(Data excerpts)
((
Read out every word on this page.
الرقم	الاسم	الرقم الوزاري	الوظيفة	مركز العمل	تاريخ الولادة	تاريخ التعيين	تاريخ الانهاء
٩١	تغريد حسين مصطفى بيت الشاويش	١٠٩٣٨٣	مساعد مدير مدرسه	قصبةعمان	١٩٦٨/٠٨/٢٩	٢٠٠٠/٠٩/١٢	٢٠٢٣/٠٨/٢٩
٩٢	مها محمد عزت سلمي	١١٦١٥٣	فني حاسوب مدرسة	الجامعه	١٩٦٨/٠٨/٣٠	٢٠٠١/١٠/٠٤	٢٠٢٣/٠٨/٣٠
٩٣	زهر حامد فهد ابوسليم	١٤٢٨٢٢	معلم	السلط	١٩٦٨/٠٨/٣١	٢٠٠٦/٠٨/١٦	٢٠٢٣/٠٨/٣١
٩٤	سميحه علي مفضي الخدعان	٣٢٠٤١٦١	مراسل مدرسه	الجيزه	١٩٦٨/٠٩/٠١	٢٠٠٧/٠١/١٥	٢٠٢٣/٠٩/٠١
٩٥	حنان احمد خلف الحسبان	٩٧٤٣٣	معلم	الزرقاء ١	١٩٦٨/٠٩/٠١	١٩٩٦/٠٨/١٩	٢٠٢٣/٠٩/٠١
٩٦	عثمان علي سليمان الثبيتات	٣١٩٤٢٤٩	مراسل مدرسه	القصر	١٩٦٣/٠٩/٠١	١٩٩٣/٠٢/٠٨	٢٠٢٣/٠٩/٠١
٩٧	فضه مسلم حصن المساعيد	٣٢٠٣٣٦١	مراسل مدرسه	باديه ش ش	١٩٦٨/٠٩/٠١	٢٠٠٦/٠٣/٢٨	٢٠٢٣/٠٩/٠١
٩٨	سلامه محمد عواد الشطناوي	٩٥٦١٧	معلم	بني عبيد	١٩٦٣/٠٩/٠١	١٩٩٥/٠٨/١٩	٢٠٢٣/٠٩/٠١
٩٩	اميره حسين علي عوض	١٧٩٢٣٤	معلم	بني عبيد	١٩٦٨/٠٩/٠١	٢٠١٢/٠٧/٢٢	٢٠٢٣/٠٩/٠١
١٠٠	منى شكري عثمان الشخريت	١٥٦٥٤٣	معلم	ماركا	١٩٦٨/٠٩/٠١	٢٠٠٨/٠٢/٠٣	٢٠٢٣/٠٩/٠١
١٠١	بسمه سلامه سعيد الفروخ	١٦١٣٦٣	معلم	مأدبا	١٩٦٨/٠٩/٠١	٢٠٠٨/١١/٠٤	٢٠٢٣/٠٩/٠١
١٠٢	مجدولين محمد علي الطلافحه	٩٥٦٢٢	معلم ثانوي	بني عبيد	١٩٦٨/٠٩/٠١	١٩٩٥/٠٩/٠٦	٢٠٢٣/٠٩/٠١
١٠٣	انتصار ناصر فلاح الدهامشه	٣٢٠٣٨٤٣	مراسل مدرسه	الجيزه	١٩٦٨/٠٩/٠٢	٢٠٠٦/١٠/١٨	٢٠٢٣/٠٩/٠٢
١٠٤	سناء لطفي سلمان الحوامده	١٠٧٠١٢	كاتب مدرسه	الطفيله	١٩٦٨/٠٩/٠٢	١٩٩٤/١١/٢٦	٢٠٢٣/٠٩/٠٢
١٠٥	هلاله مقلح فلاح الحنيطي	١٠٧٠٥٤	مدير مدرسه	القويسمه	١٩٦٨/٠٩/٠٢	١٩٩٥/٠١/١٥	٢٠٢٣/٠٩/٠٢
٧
))
GOAL: Type out all of the material again, word for word.

ANSWER TO THE PROBLEM:
Read out every word on this page.
الرقم	الاسم	الرقم الوزاري	الوظيفة	مركز العمل	تاريخ الولادة	تاريخ التعيين	تاريخ الانهاء
٩١	تغريد حسين مصطفى بيت الشاويش	١٠٩٣٨٣	مساعد مدير مدرسه	قصبةعمان	١٩٦٨/٠٨/٢٩	٢٠٠٠/٠٩/١٢	٢٠٢٣/٠٨/٢٩
٩٢	مها محمد عزت سلمي	١١٦١٥٣	فني حاسوب مدرسة	الجامعه	١٩٦٨/٠٨/٣٠	٢٠٠١/١٠/٠٤	٢٠٢٣/٠٨/٣٠
٩٣	زهر حامد فهد ابوسليم	١٤٢٨٢٢	معلم	السلط	١٩٦٨/٠٨/٣١	٢٠٠٦/٠٨/١٦	٢٠٢٣/٠٨/٣١
٩٤	سميحه علي مفضي الخدعان	٣٢٠٤١٦١	مراسل مدرسه	الجيزه	١٩٦٨/٠٩/٠١	٢٠٠٧/٠١/١٥	٢٠٢٣/٠٩/٠١
٩٥	حنان احمد خلف الحسبان	٩٧٤٣٣	معلم	الزرقاء ١	١٩٦٨/٠٩/٠١	١٩٩٦/٠٨/١٩	٢٠٢٣/٠٩/٠١
٩٦	عثمان علي سليمان الثبيتات	٣١٩٤٢٤٩	مراسل مدرسه	القصر	١٩٦٣/٠٩/٠١	١٩٩٣/٠٢/٠٨	٢٠٢٣/٠٩/٠١
٩٧	فضه مسلم حصن المساعيد	٣٢٠٣٣٦١	مراسل مدرسه	باديه ش ش	١٩٦٨/٠٩/٠١	٢٠٠٦/٠٣/٢٨	٢٠٢٣/٠٩/٠١
٩٨	سلامه محمد عواد الشطناوي	٩٥٦١٧	معلم	بني عبيد	١٩٦٣/٠٩/٠١	١٩٩٥/٠٨/١٩	٢٠٢٣/٠٩/٠١
٩٩	اميره حسين علي عوض	١٧٩٢٣٤	معلم	بني عبيد	١٩٦٨/٠٩/٠١	٢٠١٢/٠٧/٢٢	٢٠٢٣/٠٩/٠١
١٠٠	منى شكري عثمان الشخريت	١٥٦٥٤٣	معلم	ماركا	١٩٦٨/٠٩/٠١	٢٠٠٨/٠٢/٠٣	٢٠٢٣/٠٩/٠١
١٠١	بسمه سلامه سعيد الفروخ	١٦١٣٦٣	معلم	مأدبا	١٩٦٨/٠٩/٠١	٢٠٠٨/١١/٠٤	٢٠٢٣/٠٩/٠١
١٠٢	مجدولين محمد علي الطلافحه	٩٥٦٢٢	معلم ثانوي	بني عبيد	١٩٦٨/٠٩/٠١	١٩٩٥/٠٩/٠٦	٢٠٢٣/٠٩/٠١
١٠٣	انتصار ناصر فلاح الدهامشه	٣٢٠٣٨٤٣	مراسل مدرسه	الجيزه	١٩٦٨/٠٩/٠٢	٢٠٠٦/١٠/١٨	٢٠٢٣/٠٩/٠٢
١٠٤	سناء لطفي سلمان الحوامده	١٠٧٠١٢	كاتب مدرسه	الطفيله	١٩٦٨/٠٩/٠٢	١٩٩٤/١١/٢٦	٢٠٢٣/٠٩/٠٢
١٠٥	هلاله مقلح فلاح الحنيطي	١٠٧٠٥٤	مدير مدرسه	القويسمه	١٩٦٨/٠٩/٠٢	١٩٩٥/٠١/١٥	٢٠٢٣/٠٩/٠٢
٧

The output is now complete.